___ ENTRIES PROVIDED

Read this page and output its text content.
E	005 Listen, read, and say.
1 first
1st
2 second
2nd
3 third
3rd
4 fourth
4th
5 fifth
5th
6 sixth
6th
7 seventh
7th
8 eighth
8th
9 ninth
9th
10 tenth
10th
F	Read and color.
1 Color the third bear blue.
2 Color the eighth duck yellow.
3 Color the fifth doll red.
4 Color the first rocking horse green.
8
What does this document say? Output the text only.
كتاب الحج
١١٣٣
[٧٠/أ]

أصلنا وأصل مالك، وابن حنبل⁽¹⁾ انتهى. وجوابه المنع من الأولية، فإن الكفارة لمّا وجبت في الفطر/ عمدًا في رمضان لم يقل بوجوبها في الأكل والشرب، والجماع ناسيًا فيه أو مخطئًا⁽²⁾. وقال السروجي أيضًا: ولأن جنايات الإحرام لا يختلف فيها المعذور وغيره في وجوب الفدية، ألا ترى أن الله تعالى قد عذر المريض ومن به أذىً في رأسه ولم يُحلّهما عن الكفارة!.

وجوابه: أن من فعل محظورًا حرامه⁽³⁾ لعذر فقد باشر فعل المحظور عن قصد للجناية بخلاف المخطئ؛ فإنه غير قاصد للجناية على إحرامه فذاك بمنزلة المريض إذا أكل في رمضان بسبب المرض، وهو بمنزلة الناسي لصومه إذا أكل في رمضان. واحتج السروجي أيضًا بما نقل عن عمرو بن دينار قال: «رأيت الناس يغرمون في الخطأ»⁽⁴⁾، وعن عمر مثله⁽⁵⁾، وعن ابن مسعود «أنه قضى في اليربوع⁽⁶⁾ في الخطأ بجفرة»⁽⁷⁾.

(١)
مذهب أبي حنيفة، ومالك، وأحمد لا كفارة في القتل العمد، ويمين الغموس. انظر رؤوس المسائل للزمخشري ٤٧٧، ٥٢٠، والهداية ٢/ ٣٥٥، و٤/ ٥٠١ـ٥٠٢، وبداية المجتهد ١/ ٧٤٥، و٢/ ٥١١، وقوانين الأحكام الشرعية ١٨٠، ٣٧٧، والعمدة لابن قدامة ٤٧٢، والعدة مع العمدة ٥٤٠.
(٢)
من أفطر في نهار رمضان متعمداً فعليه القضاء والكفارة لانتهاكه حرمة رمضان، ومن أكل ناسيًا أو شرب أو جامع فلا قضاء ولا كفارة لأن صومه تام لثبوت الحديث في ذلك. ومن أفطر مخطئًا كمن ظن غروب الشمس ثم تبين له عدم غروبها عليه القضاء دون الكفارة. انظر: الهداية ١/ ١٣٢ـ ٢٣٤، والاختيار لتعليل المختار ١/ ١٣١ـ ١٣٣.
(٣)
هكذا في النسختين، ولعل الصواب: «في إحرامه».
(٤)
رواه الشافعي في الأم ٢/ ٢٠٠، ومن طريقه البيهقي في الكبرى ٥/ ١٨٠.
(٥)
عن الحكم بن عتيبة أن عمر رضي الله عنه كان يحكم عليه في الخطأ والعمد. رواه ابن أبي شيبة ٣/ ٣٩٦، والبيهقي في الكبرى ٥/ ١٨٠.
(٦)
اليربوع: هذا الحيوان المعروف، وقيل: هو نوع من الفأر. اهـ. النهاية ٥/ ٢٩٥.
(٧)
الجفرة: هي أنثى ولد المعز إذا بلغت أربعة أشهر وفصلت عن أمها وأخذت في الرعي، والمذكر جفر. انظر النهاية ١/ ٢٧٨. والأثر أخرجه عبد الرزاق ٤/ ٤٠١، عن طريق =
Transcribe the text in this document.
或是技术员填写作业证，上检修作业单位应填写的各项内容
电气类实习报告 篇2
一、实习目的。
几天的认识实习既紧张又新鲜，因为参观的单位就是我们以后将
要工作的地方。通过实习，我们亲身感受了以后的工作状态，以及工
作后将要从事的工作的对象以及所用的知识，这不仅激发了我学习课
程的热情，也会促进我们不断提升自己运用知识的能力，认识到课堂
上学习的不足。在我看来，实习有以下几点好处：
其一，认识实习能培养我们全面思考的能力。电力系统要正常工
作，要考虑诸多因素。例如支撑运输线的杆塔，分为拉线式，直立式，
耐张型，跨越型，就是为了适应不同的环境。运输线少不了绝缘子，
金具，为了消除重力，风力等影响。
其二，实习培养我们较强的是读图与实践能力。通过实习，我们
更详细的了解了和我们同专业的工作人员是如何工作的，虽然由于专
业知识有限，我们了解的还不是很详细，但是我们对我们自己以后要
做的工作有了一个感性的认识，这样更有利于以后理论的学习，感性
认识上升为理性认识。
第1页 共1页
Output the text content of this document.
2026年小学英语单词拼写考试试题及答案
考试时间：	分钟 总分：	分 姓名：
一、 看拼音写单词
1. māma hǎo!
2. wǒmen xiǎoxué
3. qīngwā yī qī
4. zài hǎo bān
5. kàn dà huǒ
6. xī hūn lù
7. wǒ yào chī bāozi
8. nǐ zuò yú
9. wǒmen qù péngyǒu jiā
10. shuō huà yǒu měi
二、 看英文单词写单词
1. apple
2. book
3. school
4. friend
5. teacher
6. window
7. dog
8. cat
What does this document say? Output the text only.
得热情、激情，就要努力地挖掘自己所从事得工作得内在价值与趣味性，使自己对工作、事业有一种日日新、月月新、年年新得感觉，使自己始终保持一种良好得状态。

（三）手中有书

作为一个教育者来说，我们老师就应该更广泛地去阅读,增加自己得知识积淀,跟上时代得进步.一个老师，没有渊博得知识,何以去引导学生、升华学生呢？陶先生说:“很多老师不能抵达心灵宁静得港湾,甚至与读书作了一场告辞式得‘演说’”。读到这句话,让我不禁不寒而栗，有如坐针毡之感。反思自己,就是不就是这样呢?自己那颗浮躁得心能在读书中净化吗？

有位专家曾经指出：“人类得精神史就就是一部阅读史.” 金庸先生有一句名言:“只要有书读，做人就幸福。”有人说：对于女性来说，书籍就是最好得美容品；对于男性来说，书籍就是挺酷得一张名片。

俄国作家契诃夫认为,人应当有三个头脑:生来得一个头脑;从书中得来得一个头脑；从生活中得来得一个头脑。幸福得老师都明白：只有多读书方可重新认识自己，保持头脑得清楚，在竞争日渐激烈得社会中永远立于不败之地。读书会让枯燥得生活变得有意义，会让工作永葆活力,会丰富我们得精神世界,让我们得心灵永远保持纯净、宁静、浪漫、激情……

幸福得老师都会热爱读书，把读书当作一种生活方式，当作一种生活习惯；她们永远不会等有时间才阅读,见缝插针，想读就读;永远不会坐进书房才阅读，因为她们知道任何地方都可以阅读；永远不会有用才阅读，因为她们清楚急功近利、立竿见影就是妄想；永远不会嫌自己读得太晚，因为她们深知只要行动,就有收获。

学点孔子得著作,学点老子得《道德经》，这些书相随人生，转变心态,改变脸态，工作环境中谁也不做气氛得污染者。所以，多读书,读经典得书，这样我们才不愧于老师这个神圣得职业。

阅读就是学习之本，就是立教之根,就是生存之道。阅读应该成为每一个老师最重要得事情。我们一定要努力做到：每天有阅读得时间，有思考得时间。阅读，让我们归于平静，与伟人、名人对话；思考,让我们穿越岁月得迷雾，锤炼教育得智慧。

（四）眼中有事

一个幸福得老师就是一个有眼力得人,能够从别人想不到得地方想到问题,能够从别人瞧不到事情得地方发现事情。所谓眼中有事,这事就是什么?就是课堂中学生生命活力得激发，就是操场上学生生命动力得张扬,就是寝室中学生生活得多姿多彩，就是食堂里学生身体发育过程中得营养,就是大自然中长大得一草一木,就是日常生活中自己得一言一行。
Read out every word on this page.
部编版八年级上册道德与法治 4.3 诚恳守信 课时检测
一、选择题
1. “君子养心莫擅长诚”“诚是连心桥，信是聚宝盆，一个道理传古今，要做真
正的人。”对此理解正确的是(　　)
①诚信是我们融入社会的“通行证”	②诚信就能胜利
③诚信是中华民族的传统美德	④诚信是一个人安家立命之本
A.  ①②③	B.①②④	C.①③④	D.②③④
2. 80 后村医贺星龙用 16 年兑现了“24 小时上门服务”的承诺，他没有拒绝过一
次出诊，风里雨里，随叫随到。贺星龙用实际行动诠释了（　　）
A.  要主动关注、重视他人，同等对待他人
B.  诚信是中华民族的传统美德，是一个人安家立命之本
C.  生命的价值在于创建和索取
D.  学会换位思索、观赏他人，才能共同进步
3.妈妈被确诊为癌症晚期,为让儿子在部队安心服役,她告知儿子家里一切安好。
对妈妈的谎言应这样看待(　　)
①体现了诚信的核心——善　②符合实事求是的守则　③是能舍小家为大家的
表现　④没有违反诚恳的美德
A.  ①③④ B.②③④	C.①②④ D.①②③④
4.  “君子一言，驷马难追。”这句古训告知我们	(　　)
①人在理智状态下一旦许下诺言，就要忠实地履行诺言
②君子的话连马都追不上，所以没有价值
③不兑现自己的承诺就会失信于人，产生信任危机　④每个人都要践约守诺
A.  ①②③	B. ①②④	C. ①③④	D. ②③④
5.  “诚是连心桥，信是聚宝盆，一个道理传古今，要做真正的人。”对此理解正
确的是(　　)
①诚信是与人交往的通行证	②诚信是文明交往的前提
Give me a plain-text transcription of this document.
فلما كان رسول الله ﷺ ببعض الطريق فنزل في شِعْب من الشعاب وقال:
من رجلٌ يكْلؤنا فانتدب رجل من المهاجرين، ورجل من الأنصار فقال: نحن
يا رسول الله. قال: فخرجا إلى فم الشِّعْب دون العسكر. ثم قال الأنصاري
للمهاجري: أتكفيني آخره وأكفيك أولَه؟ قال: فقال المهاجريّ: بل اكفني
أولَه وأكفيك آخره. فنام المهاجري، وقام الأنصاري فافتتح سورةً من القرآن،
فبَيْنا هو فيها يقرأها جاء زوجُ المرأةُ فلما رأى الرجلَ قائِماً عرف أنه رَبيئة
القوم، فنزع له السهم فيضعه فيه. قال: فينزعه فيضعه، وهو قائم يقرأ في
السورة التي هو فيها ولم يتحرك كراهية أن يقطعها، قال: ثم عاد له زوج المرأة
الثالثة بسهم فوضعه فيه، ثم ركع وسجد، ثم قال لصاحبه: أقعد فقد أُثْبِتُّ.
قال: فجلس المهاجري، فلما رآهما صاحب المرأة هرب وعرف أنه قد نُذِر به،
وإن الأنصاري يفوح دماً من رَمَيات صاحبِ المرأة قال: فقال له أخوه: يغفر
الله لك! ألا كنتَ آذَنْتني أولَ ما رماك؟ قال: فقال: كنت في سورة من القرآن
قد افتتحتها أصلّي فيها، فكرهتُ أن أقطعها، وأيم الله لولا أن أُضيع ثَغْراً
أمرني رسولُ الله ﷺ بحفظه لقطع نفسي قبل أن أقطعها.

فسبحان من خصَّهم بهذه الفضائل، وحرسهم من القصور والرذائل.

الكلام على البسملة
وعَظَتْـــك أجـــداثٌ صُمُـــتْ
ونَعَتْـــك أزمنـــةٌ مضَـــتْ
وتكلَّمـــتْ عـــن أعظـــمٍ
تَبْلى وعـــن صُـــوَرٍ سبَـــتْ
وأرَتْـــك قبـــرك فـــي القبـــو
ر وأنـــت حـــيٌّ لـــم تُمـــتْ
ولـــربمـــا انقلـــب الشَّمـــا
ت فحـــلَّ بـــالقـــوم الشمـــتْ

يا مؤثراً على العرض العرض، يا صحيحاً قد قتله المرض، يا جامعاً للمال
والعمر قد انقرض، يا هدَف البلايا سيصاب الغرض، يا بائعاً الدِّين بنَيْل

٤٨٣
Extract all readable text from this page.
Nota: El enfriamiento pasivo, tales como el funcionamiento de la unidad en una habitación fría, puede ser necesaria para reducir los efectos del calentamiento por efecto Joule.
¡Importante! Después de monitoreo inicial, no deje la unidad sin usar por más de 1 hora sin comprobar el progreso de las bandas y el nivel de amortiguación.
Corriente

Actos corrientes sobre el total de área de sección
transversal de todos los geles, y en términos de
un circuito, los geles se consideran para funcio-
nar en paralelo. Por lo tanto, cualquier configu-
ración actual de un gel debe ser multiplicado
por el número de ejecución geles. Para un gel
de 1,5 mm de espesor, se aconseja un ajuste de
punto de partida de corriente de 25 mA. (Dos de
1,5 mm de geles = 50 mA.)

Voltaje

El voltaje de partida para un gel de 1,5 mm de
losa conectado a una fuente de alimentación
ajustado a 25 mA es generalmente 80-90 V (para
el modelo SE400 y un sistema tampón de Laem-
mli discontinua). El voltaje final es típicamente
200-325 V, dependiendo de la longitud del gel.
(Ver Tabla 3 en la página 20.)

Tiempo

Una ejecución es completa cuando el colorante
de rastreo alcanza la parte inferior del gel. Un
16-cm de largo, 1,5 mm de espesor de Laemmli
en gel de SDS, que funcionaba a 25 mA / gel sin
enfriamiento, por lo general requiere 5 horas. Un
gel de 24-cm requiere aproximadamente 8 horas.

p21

______

→ AIM
Go through the entries above and pull out each line with "partida" in it.

→ RESPONSE TO THIS EXERCISE
punto de partida de corriente de 25 mA. (Dos de
El voltaje de partida para un gel de 1,5 mm de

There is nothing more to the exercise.